## Extract
****************************************

This trade deal can be stopped. We have fought battles against both majority and minority governments before and won, including against unfair trade deals like the Multilateral Agreement on Investment and the Security and Prosperity Partnership.

SYSTEM CHANGE: www.systemchange.ca

The urgency we face in addressing the climate crisis and the dismal failure, and this is an understatement, of the Harper government to act, is another coalescing point for social movements.

Scientists agree that climate change is a human-induced reality that requires significant changes to dramatically reduce greenhouse gas emissions.

Based on current pledges to the UN, the world is on track nearly 4 degrees Celsius rise in temperature. This means consequences such as:

  • Droughts that will imperil Prairie farmers and our food supplies.
  • Billions of people will suffer water shortages due to melting glaciers.
  • Melting polar ice caps will cause sea levels to rise several metres displacing over 100 million people

These impacts and more will have serious economic ramifications.

Already 2010 was the warmest year on record in Canada and the world.

For the sake of ourselves, our children our grandchildren, we must act. And we should not despair, there are solutions – public and community owned renewable energy, reducing our energy use and using it more wisely, sustainable agriculture, simply buying less and buying local.

****************************************

## Source material

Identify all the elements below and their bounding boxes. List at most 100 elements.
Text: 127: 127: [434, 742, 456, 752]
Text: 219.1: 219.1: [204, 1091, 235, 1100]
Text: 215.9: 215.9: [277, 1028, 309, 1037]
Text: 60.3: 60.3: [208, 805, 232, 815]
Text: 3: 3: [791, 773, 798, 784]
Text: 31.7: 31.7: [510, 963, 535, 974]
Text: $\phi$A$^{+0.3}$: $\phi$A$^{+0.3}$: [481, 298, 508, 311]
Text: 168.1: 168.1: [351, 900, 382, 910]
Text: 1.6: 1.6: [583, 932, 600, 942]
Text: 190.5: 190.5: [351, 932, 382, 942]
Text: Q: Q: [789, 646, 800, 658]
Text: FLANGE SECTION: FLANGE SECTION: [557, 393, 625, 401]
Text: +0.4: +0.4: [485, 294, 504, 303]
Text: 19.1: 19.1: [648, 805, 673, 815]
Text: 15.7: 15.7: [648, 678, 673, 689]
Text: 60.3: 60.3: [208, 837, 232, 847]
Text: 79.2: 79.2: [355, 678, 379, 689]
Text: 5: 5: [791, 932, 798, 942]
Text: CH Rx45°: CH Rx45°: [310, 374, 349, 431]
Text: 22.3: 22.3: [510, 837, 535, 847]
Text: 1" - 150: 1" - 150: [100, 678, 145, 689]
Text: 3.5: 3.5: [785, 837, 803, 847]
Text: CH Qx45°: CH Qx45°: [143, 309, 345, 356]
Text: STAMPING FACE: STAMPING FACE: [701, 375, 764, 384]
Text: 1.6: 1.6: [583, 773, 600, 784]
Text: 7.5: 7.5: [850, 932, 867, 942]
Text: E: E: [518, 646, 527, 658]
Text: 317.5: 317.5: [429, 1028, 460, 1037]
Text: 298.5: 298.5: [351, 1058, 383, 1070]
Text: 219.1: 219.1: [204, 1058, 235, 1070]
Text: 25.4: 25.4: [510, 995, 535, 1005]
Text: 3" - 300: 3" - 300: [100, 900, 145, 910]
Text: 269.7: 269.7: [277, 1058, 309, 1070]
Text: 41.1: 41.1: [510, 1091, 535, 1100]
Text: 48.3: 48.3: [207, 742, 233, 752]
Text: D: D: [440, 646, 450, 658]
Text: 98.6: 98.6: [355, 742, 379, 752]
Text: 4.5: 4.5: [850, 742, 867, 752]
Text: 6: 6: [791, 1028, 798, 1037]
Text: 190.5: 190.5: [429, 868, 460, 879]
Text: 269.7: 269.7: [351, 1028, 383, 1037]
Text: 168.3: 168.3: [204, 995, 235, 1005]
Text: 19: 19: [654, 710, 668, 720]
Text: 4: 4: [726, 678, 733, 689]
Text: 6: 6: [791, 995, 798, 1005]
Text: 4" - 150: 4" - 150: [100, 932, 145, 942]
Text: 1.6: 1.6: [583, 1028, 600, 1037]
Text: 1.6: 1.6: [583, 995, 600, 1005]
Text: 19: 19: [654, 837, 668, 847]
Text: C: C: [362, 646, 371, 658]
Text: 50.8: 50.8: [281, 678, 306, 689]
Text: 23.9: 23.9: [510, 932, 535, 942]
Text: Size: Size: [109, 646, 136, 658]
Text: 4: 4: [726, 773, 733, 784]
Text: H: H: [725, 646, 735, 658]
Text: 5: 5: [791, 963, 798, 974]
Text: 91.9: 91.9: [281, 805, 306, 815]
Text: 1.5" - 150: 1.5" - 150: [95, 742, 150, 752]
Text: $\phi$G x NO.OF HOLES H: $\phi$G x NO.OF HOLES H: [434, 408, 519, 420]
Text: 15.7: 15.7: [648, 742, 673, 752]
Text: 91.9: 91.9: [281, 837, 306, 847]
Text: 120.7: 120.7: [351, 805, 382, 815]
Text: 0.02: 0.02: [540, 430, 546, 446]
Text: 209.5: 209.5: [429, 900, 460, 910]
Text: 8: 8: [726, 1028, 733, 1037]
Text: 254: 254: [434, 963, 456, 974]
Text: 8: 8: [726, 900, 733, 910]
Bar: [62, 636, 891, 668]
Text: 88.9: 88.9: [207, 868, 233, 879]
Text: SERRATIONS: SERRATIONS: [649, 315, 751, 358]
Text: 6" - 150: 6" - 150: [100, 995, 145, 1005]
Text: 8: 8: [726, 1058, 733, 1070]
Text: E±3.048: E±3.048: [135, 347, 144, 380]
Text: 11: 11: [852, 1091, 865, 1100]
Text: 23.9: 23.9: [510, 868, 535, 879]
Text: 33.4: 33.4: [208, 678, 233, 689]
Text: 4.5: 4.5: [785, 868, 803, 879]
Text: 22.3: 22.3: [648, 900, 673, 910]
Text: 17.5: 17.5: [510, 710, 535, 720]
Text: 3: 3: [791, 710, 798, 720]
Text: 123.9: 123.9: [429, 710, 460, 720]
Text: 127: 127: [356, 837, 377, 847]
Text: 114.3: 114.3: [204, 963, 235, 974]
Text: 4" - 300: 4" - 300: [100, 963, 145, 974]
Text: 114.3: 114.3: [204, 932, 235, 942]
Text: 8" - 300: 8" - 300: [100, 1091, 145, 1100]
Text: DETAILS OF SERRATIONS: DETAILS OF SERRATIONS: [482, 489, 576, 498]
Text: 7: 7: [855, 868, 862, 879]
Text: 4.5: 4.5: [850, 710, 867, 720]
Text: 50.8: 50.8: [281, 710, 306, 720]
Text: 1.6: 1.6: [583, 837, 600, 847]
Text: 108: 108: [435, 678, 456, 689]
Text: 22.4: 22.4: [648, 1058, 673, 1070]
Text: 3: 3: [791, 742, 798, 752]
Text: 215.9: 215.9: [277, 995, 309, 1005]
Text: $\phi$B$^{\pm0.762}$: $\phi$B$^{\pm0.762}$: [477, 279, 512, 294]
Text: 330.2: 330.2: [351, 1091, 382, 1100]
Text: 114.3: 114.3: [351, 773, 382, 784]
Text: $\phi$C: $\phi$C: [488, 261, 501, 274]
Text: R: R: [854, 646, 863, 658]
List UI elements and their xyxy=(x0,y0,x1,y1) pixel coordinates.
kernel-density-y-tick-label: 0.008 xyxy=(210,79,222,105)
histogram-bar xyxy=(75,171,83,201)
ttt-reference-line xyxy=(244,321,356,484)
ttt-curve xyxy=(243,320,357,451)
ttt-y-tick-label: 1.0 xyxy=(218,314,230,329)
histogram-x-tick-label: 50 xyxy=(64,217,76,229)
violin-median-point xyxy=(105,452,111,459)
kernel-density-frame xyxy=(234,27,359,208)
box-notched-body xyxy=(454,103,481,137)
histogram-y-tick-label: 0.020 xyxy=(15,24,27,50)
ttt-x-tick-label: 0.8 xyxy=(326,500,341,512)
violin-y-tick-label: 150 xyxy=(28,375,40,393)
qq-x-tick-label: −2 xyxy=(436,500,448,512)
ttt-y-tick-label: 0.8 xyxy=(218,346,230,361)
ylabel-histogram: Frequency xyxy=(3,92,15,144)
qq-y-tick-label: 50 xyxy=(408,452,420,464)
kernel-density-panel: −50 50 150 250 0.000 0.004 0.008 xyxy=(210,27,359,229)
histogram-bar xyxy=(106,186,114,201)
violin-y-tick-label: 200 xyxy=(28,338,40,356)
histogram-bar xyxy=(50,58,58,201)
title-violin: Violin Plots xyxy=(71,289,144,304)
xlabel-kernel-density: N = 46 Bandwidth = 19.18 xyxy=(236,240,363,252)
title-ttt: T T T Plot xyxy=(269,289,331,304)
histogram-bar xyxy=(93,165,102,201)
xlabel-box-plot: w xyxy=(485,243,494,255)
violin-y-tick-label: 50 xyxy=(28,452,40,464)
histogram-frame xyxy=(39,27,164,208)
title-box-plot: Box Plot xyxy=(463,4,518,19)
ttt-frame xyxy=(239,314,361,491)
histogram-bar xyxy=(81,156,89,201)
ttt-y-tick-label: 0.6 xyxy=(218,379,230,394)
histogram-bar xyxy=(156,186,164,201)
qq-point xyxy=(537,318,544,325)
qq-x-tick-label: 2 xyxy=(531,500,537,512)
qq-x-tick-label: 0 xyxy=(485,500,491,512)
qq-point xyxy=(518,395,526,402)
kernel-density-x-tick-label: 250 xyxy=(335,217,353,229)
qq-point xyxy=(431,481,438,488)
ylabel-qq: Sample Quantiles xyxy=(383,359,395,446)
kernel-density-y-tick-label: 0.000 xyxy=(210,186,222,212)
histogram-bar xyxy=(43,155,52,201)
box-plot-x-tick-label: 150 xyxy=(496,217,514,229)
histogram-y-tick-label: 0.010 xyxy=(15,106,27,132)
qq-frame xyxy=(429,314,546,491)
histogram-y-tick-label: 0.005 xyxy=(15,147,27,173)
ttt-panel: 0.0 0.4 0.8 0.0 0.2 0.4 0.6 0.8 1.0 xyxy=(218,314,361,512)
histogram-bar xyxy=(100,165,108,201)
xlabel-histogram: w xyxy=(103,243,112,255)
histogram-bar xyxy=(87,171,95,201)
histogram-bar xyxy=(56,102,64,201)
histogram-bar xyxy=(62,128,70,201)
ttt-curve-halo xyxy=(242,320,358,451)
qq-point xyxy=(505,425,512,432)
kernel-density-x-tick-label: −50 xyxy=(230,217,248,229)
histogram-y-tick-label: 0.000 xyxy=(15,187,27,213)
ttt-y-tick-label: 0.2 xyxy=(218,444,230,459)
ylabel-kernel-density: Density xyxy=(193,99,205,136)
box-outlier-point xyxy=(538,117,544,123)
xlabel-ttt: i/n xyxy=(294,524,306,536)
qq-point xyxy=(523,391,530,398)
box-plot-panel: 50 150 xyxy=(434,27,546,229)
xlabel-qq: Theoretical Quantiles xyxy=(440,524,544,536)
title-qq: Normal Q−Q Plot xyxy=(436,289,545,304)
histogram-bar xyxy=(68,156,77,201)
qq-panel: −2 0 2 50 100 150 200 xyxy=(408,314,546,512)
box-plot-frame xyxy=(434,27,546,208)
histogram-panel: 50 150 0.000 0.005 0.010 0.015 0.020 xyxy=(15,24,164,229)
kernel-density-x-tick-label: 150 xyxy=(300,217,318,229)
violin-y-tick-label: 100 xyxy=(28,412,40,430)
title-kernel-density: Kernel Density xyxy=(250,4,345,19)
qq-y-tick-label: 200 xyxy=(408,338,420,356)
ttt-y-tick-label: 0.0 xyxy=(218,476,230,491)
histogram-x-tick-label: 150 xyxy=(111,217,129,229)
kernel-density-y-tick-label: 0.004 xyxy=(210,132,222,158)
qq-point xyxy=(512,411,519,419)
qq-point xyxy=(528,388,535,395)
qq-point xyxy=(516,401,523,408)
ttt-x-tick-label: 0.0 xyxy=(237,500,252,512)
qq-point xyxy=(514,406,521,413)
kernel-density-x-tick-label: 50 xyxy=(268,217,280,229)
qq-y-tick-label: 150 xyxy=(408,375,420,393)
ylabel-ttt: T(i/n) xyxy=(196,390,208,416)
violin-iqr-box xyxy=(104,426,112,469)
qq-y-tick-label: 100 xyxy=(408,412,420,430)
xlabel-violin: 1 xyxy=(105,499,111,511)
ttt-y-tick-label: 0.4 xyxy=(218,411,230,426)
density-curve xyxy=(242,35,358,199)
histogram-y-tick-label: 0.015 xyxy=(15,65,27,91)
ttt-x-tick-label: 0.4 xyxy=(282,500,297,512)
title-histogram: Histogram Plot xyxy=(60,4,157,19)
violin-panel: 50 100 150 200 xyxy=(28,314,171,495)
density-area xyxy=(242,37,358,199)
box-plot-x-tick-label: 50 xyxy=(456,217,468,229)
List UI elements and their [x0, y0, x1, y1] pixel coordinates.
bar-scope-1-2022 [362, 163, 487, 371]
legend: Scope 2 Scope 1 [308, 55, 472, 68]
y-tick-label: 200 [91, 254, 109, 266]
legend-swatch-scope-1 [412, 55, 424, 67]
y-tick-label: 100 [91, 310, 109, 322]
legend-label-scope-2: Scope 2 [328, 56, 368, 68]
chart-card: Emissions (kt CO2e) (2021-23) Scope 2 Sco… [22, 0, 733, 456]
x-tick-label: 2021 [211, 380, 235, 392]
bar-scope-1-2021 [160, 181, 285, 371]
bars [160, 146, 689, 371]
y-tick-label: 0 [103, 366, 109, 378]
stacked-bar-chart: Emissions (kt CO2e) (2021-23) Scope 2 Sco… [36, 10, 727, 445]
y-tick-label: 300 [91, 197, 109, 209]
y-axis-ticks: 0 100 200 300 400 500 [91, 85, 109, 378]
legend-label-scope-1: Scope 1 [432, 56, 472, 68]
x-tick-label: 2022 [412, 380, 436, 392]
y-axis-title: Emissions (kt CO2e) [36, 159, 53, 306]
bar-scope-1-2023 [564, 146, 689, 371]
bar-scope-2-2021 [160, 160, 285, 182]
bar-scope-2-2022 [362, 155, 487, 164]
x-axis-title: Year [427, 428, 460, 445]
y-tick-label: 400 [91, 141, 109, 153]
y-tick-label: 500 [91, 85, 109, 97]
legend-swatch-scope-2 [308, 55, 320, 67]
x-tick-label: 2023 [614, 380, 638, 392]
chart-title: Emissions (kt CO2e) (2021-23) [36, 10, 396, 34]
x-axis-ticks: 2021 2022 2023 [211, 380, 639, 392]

****************************************

## What you have to do
Reproduce the portion of the climate and trade passage above that starts with the words "Based on current" and ends with "serious economic ramifications.".

## Result
Based on current pledges to the UN, the world is on track nearly 4 degrees Celsius rise in temperature. This means consequences such as:

  • Droughts that will imperil Prairie farmers and our food supplies.
  • Billions of people will suffer water shortages due to melting glaciers.
  • Melting polar ice caps will cause sea levels to rise several metres displacing over 100 million people

These impacts and more will have serious economic ramifications.